* [Collected data]:
==========

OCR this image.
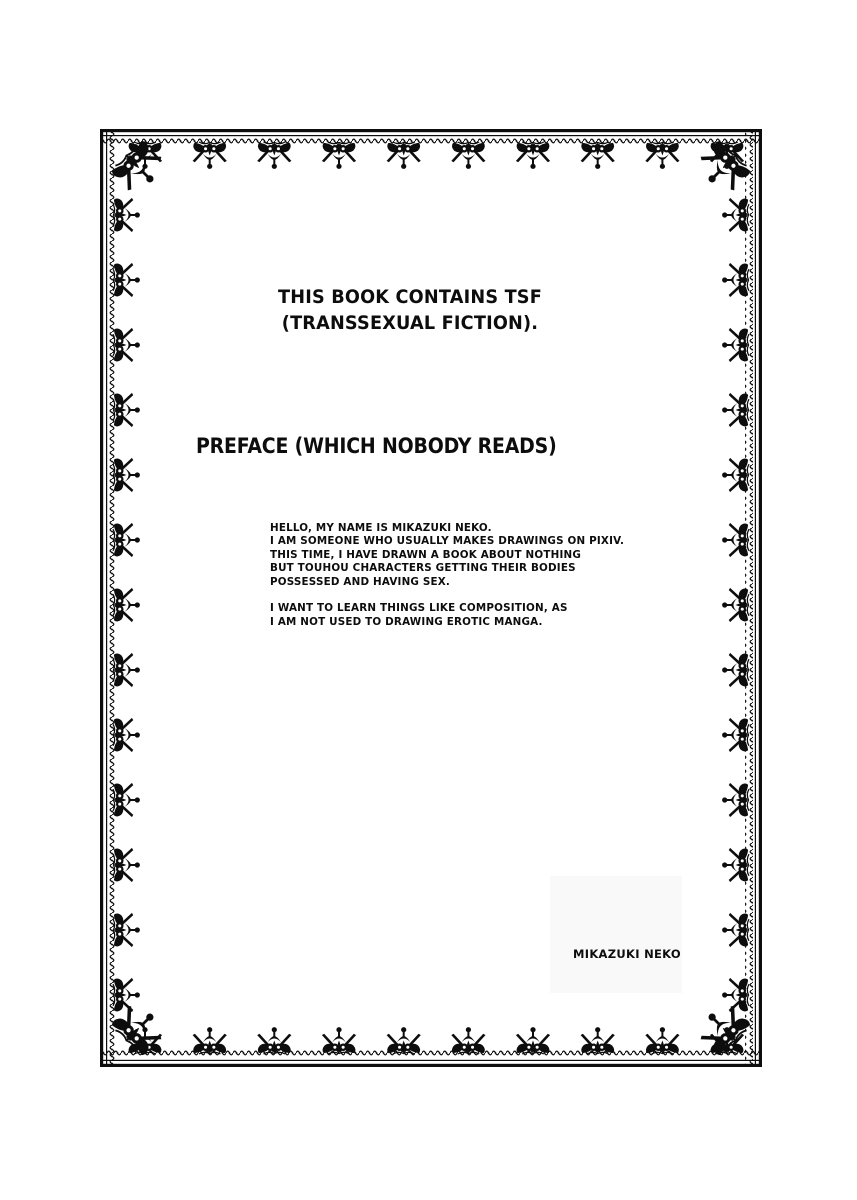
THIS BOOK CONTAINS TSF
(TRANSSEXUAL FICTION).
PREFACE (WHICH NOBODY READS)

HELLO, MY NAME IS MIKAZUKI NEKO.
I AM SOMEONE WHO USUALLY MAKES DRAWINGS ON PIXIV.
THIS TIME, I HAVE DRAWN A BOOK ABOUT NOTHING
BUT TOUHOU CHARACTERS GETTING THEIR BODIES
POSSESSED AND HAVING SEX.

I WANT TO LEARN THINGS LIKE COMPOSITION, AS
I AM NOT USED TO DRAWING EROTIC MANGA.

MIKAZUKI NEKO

==========

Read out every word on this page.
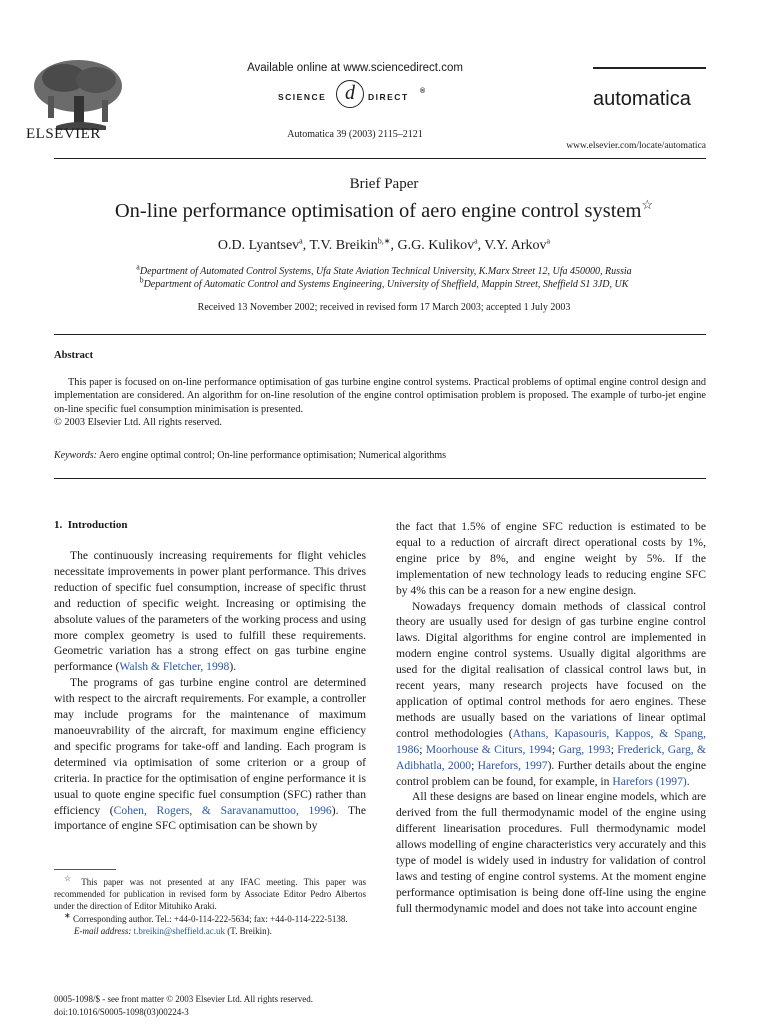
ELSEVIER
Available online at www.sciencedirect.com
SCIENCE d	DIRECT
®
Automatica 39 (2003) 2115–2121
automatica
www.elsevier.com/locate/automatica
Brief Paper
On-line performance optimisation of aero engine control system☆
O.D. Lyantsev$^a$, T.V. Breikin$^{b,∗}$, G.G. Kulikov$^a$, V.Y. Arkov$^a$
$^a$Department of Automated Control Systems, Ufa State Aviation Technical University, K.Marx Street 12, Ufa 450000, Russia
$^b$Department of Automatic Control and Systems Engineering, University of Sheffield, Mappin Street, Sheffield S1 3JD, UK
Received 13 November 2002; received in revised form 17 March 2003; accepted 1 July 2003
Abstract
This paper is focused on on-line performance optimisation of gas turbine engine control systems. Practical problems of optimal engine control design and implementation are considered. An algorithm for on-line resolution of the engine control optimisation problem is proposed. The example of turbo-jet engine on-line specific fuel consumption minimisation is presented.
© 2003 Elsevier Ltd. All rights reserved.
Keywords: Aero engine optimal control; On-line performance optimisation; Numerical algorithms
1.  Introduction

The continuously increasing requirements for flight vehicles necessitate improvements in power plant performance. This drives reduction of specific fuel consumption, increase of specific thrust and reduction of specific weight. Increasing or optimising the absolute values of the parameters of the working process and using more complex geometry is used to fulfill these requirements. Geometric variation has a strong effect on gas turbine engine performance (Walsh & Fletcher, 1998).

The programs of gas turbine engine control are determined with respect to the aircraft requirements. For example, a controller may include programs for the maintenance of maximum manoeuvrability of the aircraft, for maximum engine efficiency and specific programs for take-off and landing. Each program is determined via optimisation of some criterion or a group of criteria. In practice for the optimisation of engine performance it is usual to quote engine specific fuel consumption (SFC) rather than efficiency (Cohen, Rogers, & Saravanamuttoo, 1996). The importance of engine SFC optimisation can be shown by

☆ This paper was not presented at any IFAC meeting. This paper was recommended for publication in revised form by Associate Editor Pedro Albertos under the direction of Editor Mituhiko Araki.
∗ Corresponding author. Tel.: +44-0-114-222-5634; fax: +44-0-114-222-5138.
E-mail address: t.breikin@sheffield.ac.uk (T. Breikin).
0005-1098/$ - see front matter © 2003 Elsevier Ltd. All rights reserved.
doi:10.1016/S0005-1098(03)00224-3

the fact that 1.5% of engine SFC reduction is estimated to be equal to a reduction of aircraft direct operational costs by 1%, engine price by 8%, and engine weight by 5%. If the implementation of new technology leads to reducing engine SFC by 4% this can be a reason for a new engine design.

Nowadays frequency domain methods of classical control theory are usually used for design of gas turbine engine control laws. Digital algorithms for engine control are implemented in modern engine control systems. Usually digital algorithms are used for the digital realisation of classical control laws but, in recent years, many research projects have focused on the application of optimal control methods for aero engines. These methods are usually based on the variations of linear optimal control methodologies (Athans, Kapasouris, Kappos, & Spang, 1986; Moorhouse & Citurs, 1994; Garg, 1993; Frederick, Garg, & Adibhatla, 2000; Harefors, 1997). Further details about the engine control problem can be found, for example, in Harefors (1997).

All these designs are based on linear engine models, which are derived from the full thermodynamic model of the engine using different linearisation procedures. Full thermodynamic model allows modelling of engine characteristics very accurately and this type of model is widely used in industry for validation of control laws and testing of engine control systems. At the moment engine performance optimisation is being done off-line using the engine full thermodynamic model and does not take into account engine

==========

Return each line of the listing that holds the string "Breikin".

* [Task solution]:
O.D. Lyantsev$^a$, T.V. Breikin$^{b,∗}$, G.G. Kulikov$^a$, V.Y. Arkov$^a$
E-mail address: t.breikin@sheffield.ac.uk (T. Breikin).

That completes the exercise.